Return all the entries exactly, keeping pictures out.

::: Supplied material

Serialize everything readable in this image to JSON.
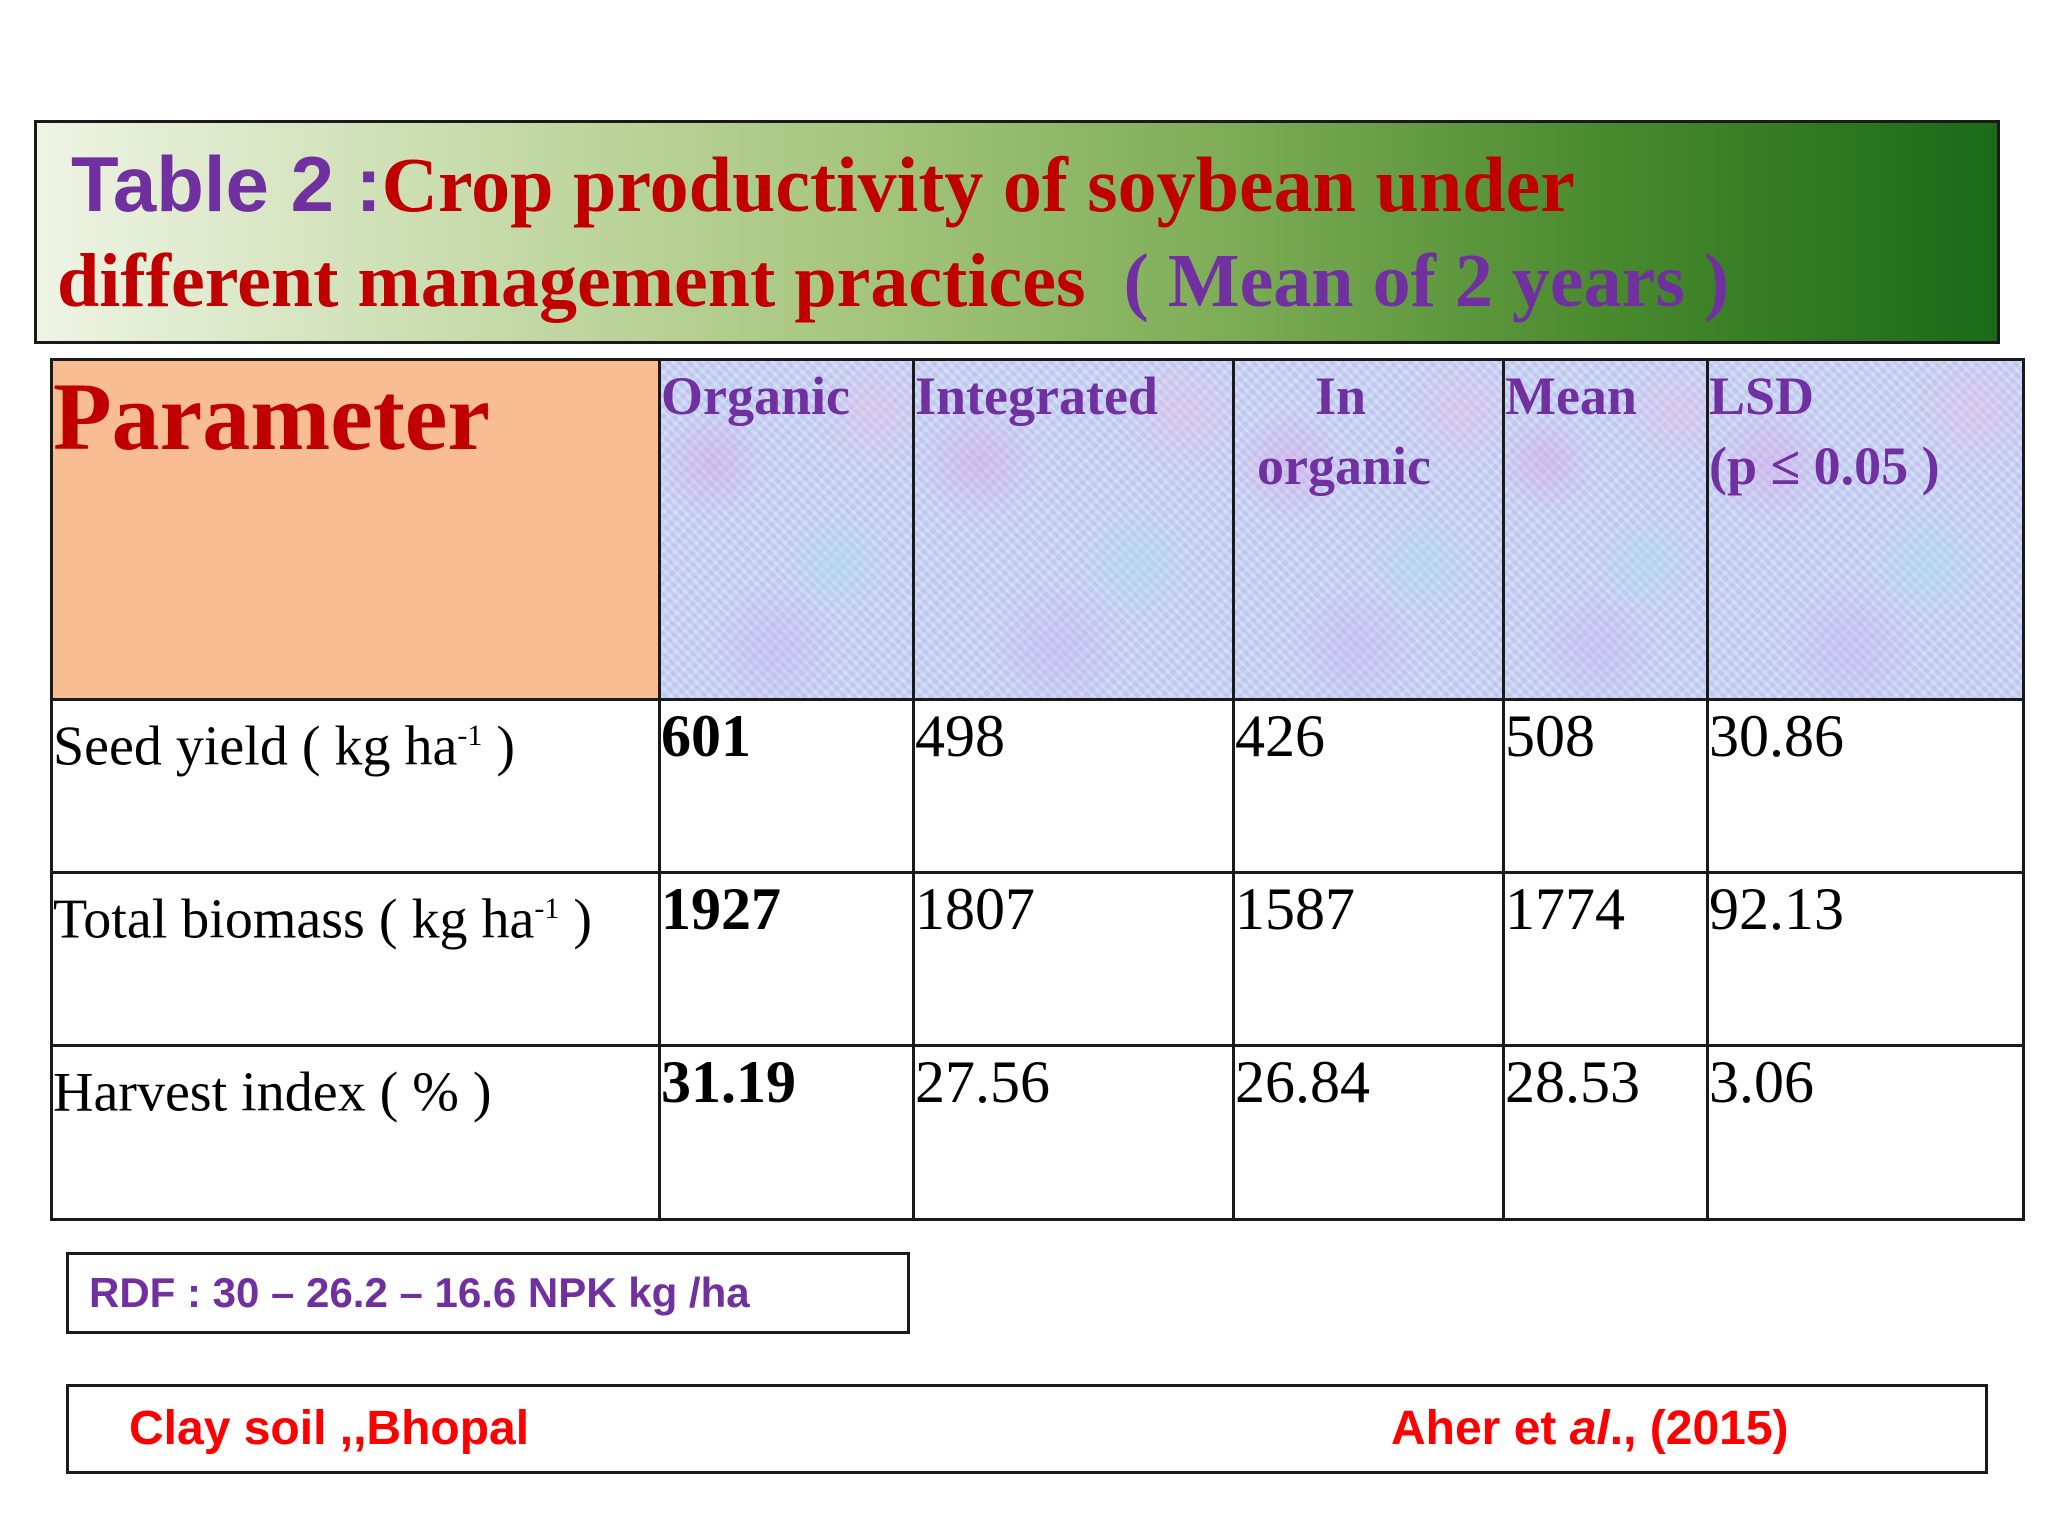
{
  "title": {
    "label": "Table 2 :",
    "line1": "Crop productivity of soybean under",
    "line2": "different management practices  ",
    "suffix": "( Mean of 2 years )"
  },
  "table": {
    "headers": {
      "parameter": "Parameter",
      "organic": "Organic",
      "integrated": "Integrated",
      "inorganic_1": "In",
      "inorganic_2": "organic",
      "mean": "Mean",
      "lsd_1": "LSD",
      "lsd_2": "(p ≤ 0.05 )"
    },
    "rows": [
      {
        "label": "Seed yield ( kg ha",
        "sup": "-1",
        "close": " )",
        "organic": "601",
        "integrated": "498",
        "inorganic": "426",
        "mean": "508",
        "lsd": "30.86"
      },
      {
        "label": "Total biomass ( kg ha",
        "sup": "-1",
        "close": " )",
        "organic": "1927",
        "integrated": "1807",
        "inorganic": "1587",
        "mean": "1774",
        "lsd": "92.13"
      },
      {
        "label": "Harvest index ( % )",
        "sup": "",
        "close": "",
        "organic": "31.19",
        "integrated": "27.56",
        "inorganic": "26.84",
        "mean": "28.53",
        "lsd": "3.06"
      }
    ]
  },
  "rdf": "RDF : 30 – 26.2 – 16.6 NPK kg /ha",
  "source": {
    "location": "Clay soil ,,Bhopal",
    "author": "Aher et ",
    "etal": "al",
    "year": "., (2015)"
  },
  "colors": {
    "title_label": "#7030a0",
    "title_text": "#c00000",
    "parameter_bg": "#f8bd92",
    "source_text": "#ff0000"
  }
}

::::::

### Solution for this task
Serialize everything readable in this image to JSON.
{
  "title": {
    "label": "Table 2 :",
    "line1": "Crop productivity of soybean under",
    "line2": "different management practices  ",
    "suffix": "( Mean of 2 years )"
  },
  "table": {
    "headers": {
      "parameter": "Parameter",
      "organic": "Organic",
      "integrated": "Integrated",
      "inorganic_1": "In",
      "inorganic_2": "organic",
      "mean": "Mean",
      "lsd_1": "LSD",
      "lsd_2": "(p ≤ 0.05 )"
    },
    "rows": [
      {
        "label": "Seed yield ( kg ha",
        "sup": "-1",
        "close": " )",
        "organic": "601",
        "integrated": "498",
        "inorganic": "426",
        "mean": "508",
        "lsd": "30.86"
      },
      {
        "label": "Total biomass ( kg ha",
        "sup": "-1",
        "close": " )",
        "organic": "1927",
        "integrated": "1807",
        "inorganic": "1587",
        "mean": "1774",
        "lsd": "92.13"
      },
      {
        "label": "Harvest index ( % )",
        "sup": "",
        "close": "",
        "organic": "31.19",
        "integrated": "27.56",
        "inorganic": "26.84",
        "mean": "28.53",
        "lsd": "3.06"
      }
    ]
  },
  "rdf": "RDF : 30 – 26.2 – 16.6 NPK kg /ha",
  "source": {
    "location": "Clay soil ,,Bhopal",
    "author": "Aher et ",
    "etal": "al",
    "year": "., (2015)"
  },
  "colors": {
    "title_label": "#7030a0",
    "title_text": "#c00000",
    "parameter_bg": "#f8bd92",
    "source_text": "#ff0000"
  }
}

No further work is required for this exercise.